Data listing:
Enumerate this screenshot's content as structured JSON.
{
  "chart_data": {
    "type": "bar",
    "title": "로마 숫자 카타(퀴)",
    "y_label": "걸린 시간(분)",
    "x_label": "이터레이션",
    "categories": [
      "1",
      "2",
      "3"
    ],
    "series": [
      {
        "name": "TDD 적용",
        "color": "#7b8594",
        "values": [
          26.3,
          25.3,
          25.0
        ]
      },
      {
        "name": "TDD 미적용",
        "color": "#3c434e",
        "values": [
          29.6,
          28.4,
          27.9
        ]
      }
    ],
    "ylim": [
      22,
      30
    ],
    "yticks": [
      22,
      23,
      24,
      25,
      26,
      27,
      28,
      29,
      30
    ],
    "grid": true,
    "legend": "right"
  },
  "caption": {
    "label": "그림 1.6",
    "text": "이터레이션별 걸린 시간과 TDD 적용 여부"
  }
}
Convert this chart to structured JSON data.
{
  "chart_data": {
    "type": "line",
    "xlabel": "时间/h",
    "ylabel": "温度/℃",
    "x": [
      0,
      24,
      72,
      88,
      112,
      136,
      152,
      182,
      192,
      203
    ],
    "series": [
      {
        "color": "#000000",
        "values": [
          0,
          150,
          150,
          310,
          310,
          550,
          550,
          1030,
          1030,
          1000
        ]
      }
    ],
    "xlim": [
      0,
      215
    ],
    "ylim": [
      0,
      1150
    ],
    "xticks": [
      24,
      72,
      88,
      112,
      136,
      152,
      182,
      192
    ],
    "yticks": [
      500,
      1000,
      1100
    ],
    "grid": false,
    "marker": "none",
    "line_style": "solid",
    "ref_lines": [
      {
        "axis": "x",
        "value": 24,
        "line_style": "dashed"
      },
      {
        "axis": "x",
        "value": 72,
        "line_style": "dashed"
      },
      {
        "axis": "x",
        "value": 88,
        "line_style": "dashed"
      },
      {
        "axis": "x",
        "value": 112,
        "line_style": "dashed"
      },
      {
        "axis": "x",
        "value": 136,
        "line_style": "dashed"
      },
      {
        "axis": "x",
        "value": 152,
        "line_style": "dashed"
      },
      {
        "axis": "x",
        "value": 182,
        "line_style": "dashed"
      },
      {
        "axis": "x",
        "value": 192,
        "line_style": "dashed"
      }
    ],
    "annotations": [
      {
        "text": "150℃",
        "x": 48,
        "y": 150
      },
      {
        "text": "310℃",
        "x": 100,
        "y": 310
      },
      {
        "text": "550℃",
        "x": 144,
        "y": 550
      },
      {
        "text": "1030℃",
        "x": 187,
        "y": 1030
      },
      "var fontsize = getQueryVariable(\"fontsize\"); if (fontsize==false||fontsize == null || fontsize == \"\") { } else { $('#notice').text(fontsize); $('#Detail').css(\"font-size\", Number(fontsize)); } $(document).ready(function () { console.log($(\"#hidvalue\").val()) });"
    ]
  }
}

Task brief: Scan the lines for the string "JSON". Pick out every line that has it.

Response for this exercise:
Enumerate this screenshot's content as structured JSON.
Convert this chart to structured JSON data.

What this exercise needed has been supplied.